- _OBJECTIVE_: Using the listing below, copy every line that mentions "面漆涂装".

(Data records)
+ + + + + + +
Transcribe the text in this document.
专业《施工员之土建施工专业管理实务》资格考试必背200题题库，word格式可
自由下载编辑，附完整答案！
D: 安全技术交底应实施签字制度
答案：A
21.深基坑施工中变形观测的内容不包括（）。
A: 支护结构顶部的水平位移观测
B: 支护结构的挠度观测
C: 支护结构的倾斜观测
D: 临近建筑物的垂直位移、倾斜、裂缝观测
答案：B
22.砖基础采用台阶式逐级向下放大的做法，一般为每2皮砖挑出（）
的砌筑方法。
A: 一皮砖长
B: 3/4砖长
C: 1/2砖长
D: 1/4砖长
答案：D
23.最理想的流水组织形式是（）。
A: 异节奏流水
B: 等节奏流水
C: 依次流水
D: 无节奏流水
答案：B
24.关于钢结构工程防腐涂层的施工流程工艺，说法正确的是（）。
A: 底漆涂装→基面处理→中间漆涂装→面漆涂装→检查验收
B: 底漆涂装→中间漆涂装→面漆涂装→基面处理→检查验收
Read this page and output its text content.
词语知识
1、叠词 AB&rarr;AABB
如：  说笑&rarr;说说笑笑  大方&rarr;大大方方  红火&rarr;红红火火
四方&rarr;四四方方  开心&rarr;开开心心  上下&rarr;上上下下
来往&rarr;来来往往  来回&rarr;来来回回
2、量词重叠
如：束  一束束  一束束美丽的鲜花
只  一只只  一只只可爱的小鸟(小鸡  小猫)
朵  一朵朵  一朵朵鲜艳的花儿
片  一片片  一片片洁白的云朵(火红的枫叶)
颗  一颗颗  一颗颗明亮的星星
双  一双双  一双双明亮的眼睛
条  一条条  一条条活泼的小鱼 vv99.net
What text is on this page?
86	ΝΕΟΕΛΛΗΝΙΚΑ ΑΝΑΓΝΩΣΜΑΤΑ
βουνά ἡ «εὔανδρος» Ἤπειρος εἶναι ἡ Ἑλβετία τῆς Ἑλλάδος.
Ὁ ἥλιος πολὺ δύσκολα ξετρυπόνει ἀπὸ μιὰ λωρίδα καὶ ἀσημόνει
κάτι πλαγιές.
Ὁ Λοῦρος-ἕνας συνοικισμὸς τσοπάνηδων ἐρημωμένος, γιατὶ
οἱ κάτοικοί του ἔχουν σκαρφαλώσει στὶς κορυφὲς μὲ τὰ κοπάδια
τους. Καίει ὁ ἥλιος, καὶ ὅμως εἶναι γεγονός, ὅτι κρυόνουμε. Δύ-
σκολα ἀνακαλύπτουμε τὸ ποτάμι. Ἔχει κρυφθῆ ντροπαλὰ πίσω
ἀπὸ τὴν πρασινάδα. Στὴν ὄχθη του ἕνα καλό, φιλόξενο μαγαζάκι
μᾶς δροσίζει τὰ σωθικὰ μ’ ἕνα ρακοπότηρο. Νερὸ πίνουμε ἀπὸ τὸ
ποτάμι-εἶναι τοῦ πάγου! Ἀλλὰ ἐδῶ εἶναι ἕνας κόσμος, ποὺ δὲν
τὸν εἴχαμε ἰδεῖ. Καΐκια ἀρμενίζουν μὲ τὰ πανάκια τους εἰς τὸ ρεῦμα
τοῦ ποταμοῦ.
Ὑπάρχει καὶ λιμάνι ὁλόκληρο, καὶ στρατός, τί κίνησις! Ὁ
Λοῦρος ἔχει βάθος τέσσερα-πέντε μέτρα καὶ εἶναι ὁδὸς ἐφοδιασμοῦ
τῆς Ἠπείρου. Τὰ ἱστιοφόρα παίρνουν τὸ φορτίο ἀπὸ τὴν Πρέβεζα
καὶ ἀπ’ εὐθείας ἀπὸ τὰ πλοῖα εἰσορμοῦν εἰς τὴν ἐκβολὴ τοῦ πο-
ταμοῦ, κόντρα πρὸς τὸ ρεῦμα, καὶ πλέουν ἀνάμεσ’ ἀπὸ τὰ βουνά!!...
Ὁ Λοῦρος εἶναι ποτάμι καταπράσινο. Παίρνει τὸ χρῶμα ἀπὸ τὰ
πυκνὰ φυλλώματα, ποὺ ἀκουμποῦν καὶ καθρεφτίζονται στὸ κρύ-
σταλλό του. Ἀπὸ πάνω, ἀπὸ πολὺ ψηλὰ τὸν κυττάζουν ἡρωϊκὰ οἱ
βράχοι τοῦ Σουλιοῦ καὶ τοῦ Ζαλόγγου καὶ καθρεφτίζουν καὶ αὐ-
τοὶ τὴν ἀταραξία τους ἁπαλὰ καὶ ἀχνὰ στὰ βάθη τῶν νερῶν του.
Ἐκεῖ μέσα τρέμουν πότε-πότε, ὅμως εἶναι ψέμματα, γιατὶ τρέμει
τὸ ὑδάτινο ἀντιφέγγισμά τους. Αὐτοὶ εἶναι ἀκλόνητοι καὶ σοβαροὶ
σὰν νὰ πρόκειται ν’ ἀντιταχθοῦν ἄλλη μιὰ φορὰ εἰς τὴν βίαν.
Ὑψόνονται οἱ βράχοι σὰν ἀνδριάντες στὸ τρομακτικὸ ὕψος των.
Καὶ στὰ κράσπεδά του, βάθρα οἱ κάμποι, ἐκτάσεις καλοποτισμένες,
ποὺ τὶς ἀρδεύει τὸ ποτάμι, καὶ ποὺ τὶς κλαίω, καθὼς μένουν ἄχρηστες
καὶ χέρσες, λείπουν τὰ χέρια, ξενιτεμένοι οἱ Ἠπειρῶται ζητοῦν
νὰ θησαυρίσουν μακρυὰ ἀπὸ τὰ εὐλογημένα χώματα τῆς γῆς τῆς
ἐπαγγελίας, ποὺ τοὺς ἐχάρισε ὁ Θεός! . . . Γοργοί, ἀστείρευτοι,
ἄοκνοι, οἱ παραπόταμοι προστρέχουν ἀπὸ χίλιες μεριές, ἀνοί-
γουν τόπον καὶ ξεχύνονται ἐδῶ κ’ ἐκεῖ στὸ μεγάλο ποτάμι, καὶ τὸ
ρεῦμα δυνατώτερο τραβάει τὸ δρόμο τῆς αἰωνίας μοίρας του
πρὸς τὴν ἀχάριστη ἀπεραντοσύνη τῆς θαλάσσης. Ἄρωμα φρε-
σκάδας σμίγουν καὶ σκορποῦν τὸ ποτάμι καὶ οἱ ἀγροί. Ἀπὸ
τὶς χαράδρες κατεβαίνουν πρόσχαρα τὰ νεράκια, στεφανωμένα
+ + + + + + +
- _SOLVED EXERCISE_:
A: 底漆涂装→基面处理→中间漆涂装→面漆涂装→检查验收
B: 底漆涂装→中间漆涂装→面漆涂装→基面处理→检查验收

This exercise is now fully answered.